▶ _Input rows_:
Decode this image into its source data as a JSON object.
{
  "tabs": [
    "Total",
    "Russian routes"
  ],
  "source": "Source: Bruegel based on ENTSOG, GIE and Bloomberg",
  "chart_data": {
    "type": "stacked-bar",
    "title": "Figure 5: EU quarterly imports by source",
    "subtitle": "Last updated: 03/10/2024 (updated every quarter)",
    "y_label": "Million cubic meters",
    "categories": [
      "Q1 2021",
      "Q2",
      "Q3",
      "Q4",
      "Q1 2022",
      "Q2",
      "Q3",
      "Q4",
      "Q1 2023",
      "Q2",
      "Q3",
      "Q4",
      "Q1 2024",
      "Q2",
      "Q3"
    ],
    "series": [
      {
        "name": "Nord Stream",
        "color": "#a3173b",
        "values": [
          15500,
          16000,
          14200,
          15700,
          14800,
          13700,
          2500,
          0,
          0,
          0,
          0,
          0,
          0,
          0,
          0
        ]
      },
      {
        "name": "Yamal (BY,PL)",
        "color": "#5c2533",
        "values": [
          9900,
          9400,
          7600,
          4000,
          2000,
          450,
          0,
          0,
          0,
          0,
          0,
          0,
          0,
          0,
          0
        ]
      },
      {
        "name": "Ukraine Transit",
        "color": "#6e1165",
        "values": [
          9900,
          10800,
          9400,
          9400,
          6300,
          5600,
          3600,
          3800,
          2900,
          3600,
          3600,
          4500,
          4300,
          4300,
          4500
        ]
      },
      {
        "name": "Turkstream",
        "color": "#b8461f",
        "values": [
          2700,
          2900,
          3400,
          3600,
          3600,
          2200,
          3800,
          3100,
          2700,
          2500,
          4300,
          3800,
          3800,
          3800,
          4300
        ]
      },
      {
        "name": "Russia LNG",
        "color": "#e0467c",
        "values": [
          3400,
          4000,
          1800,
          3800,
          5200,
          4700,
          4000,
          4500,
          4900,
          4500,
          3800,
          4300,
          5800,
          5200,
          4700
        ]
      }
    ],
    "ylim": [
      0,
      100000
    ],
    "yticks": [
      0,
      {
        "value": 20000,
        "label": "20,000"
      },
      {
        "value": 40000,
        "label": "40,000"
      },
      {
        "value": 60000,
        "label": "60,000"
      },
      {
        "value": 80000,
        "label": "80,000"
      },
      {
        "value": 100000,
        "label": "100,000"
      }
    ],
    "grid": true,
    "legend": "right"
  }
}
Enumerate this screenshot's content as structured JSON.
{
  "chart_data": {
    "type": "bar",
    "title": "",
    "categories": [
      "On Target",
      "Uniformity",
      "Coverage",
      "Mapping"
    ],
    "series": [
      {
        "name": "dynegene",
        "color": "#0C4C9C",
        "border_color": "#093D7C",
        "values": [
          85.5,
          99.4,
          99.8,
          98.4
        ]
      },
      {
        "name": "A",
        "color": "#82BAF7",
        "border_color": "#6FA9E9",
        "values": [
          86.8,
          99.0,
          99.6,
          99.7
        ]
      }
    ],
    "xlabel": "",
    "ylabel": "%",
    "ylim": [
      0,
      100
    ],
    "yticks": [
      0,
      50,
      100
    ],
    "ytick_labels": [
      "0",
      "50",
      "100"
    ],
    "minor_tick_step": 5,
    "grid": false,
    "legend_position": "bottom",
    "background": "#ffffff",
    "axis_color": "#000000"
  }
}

▶ _Brief_: Across the preceding material, how many lines contain the word "source"? State the number alone.

▶ _Exercise output_: 3